**The task**
Records follow. Copy every line with "user".

**Data for the task**
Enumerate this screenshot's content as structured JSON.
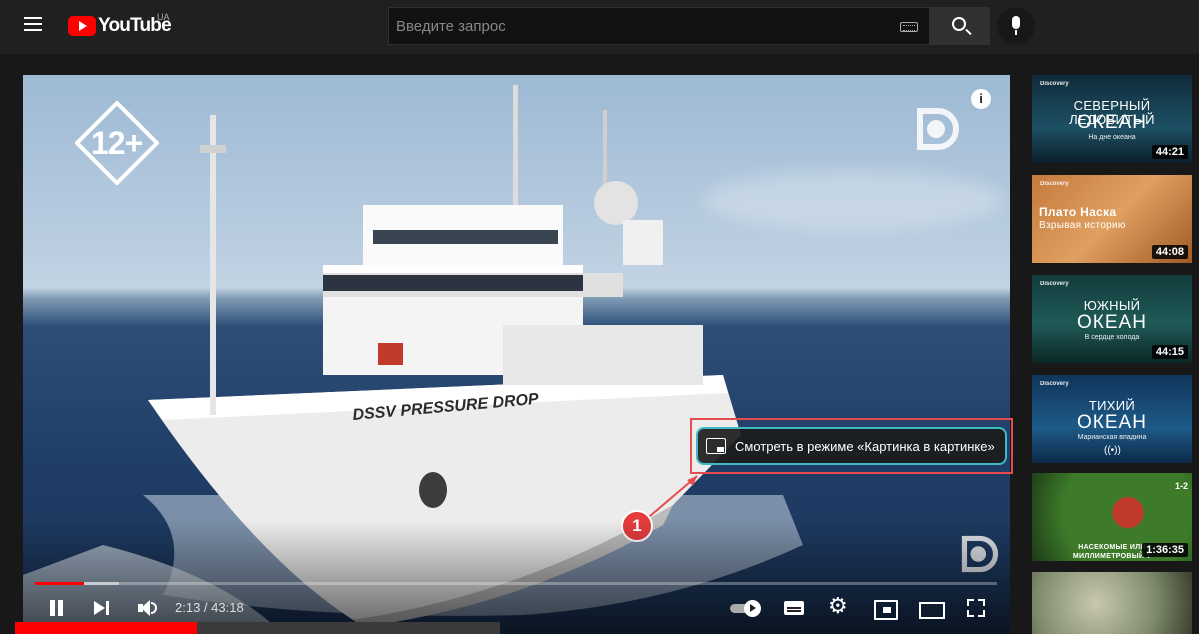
{
  "header": {
    "logo_text": "YouTube",
    "region": "UA",
    "search_placeholder": "Введите запрос"
  },
  "player": {
    "age_rating": "12+",
    "ship_name": "DSSV PRESSURE DROP",
    "pip_tooltip": "Смотреть в режиме «Картинка в картинке»",
    "callout_number": "1",
    "current_time": "2:13",
    "separator": " / ",
    "duration": "43:18",
    "played_fraction": 0.051,
    "buffered_fraction": 0.087,
    "info_glyph": "i"
  },
  "page_progress_fraction": 0.375,
  "colors": {
    "accent": "#ff0000",
    "tooltip_border": "#3fb9c4",
    "highlight": "#e74c4c"
  },
  "sidebar": {
    "items": [
      {
        "brand": "Discovery",
        "title": "СЕВЕРНЫЙ ЛЕДОВИТЫЙ",
        "title_big": "ОКЕАН",
        "subtitle": "На дне океана",
        "duration": "44:21"
      },
      {
        "brand": "Discovery",
        "title": "Плато Наска",
        "title2": "Взрывая историю",
        "duration": "44:08"
      },
      {
        "brand": "Discovery",
        "title": "ЮЖНЫЙ",
        "title_big": "ОКЕАН",
        "subtitle": "В сердце холода",
        "duration": "44:15"
      },
      {
        "brand": "Discovery",
        "title": "ТИХИЙ",
        "title_big": "ОКЕАН",
        "subtitle": "Марианская впадина",
        "live": "((•))"
      },
      {
        "title": "НАСЕКОМЫЕ ИЛИ",
        "title2": "МИЛЛИМЕТРОВЫЙ Т",
        "badge": "1-2",
        "duration": "1:36:35"
      },
      {}
    ]
  }
}
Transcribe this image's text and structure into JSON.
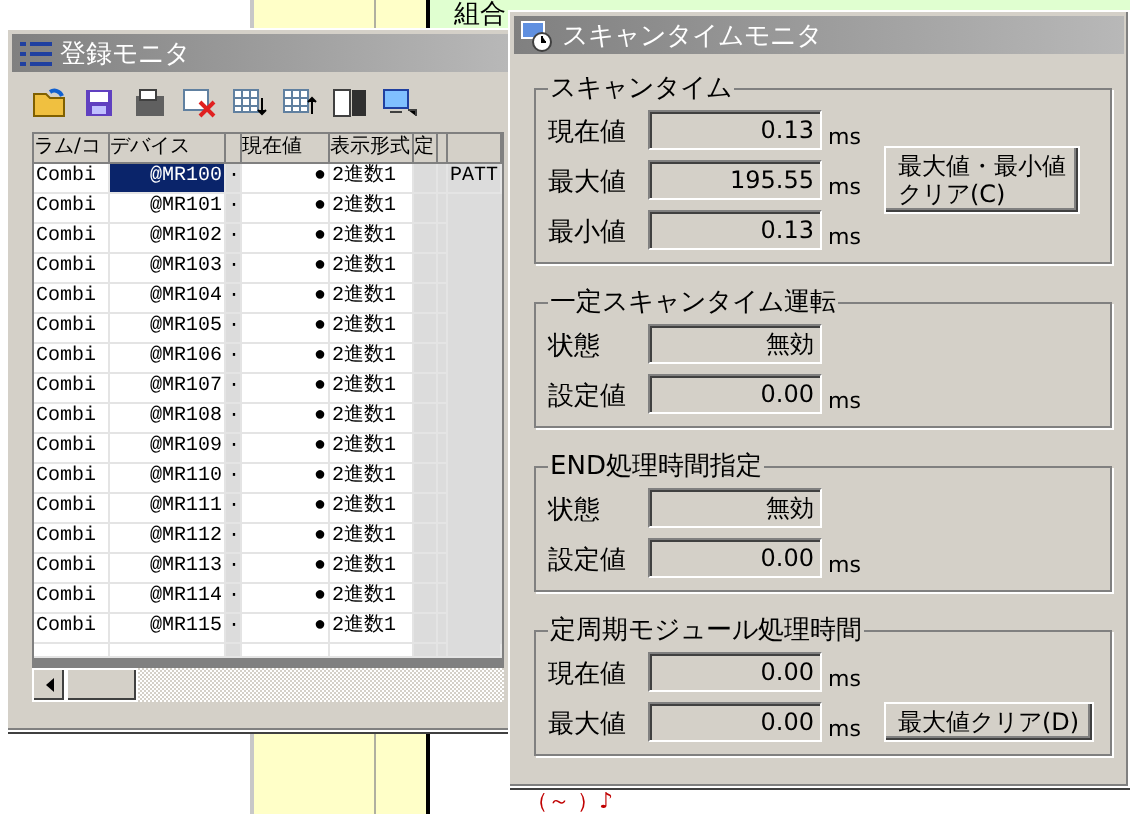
{
  "background": {
    "top_text": "組合",
    "bottom_text": "（～ ）♪"
  },
  "register_monitor": {
    "title": "登録モニタ",
    "columns": [
      "ラム/コ",
      "デバイス",
      "現在値",
      "表示形式",
      "定"
    ],
    "rows": [
      {
        "program": "Combi",
        "device": "@MR100",
        "flag": "·",
        "value": "●",
        "format": "2進数1",
        "comment": "PATT",
        "selected": true
      },
      {
        "program": "Combi",
        "device": "@MR101",
        "flag": "·",
        "value": "●",
        "format": "2進数1",
        "selected": false
      },
      {
        "program": "Combi",
        "device": "@MR102",
        "flag": "·",
        "value": "●",
        "format": "2進数1",
        "selected": false
      },
      {
        "program": "Combi",
        "device": "@MR103",
        "flag": "·",
        "value": "●",
        "format": "2進数1",
        "selected": false
      },
      {
        "program": "Combi",
        "device": "@MR104",
        "flag": "·",
        "value": "●",
        "format": "2進数1",
        "selected": false
      },
      {
        "program": "Combi",
        "device": "@MR105",
        "flag": "·",
        "value": "●",
        "format": "2進数1",
        "selected": false
      },
      {
        "program": "Combi",
        "device": "@MR106",
        "flag": "·",
        "value": "●",
        "format": "2進数1",
        "selected": false
      },
      {
        "program": "Combi",
        "device": "@MR107",
        "flag": "·",
        "value": "●",
        "format": "2進数1",
        "selected": false
      },
      {
        "program": "Combi",
        "device": "@MR108",
        "flag": "·",
        "value": "●",
        "format": "2進数1",
        "selected": false
      },
      {
        "program": "Combi",
        "device": "@MR109",
        "flag": "·",
        "value": "●",
        "format": "2進数1",
        "selected": false
      },
      {
        "program": "Combi",
        "device": "@MR110",
        "flag": "·",
        "value": "●",
        "format": "2進数1",
        "selected": false
      },
      {
        "program": "Combi",
        "device": "@MR111",
        "flag": "·",
        "value": "●",
        "format": "2進数1",
        "selected": false
      },
      {
        "program": "Combi",
        "device": "@MR112",
        "flag": "·",
        "value": "●",
        "format": "2進数1",
        "selected": false
      },
      {
        "program": "Combi",
        "device": "@MR113",
        "flag": "·",
        "value": "●",
        "format": "2進数1",
        "selected": false
      },
      {
        "program": "Combi",
        "device": "@MR114",
        "flag": "·",
        "value": "●",
        "format": "2進数1",
        "selected": false
      },
      {
        "program": "Combi",
        "device": "@MR115",
        "flag": "·",
        "value": "●",
        "format": "2進数1",
        "selected": false
      }
    ]
  },
  "scan_time_monitor": {
    "title": "スキャンタイムモニタ",
    "groups": [
      {
        "title": "スキャンタイム",
        "fields": [
          {
            "label": "現在値",
            "value": "0.13",
            "unit": "ms"
          },
          {
            "label": "最大値",
            "value": "195.55",
            "unit": "ms"
          },
          {
            "label": "最小値",
            "value": "0.13",
            "unit": "ms"
          }
        ],
        "button": [
          "最大値・最小値",
          "クリア(C)"
        ]
      },
      {
        "title": "一定スキャンタイム運転",
        "fields": [
          {
            "label": "状態",
            "value": "無効"
          },
          {
            "label": "設定値",
            "value": "0.00",
            "unit": "ms"
          }
        ]
      },
      {
        "title": "END処理時間指定",
        "fields": [
          {
            "label": "状態",
            "value": "無効"
          },
          {
            "label": "設定値",
            "value": "0.00",
            "unit": "ms"
          }
        ]
      },
      {
        "title": "定周期モジュール処理時間",
        "fields": [
          {
            "label": "現在値",
            "value": "0.00",
            "unit": "ms"
          },
          {
            "label": "最大値",
            "value": "0.00",
            "unit": "ms"
          }
        ],
        "button": [
          "最大値クリア(D)"
        ]
      }
    ]
  }
}
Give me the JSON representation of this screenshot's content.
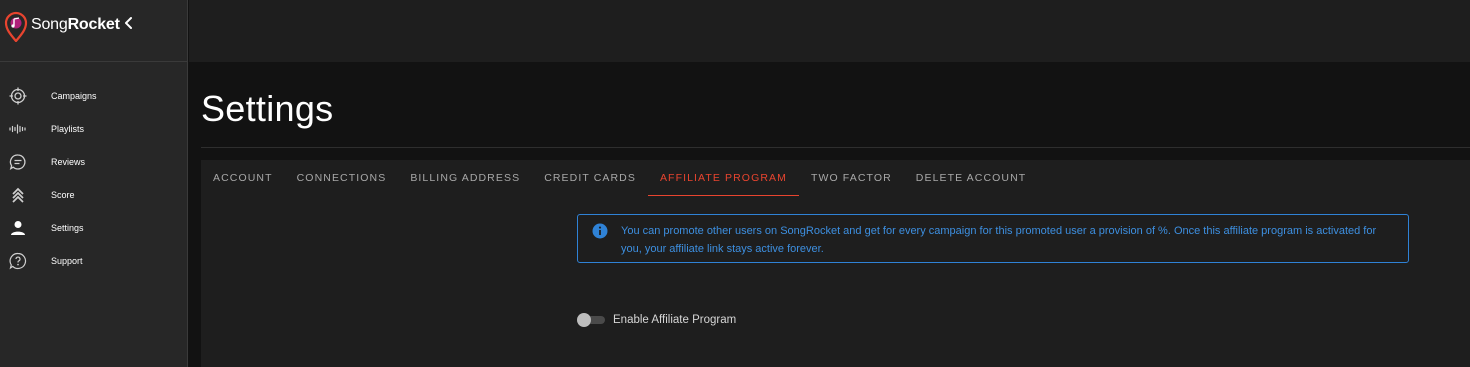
{
  "brand": {
    "name_light": "Song",
    "name_bold": "Rocket"
  },
  "sidebar": {
    "items": [
      {
        "label": "Campaigns",
        "icon": "target-icon"
      },
      {
        "label": "Playlists",
        "icon": "waveform-icon"
      },
      {
        "label": "Reviews",
        "icon": "chat-icon"
      },
      {
        "label": "Score",
        "icon": "chevrons-up-icon"
      },
      {
        "label": "Settings",
        "icon": "user-icon"
      },
      {
        "label": "Support",
        "icon": "help-icon"
      }
    ]
  },
  "page": {
    "title": "Settings"
  },
  "tabs": [
    {
      "label": "ACCOUNT",
      "active": false
    },
    {
      "label": "CONNECTIONS",
      "active": false
    },
    {
      "label": "BILLING ADDRESS",
      "active": false
    },
    {
      "label": "CREDIT CARDS",
      "active": false
    },
    {
      "label": "AFFILIATE PROGRAM",
      "active": true
    },
    {
      "label": "TWO FACTOR",
      "active": false
    },
    {
      "label": "DELETE ACCOUNT",
      "active": false
    }
  ],
  "affiliate": {
    "info_text": "You can promote other users on SongRocket and get for every campaign for this promoted user a provision of %. Once this affiliate program is activated for you, your affiliate link stays active forever.",
    "toggle_label": "Enable Affiliate Program",
    "enabled": false
  },
  "colors": {
    "accent": "#e8442f",
    "info": "#2f82d6",
    "sidebar_bg": "#272727",
    "page_bg": "#121212",
    "card_bg": "#1e1e1e"
  }
}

**Output for this exercise**
        "icon": "user-icon"
    "info_text": "You can promote other users on SongRocket and get for every campaign for this promoted user a provision of %. Once this affiliate program is activated for you, your affiliate link stays active forever.",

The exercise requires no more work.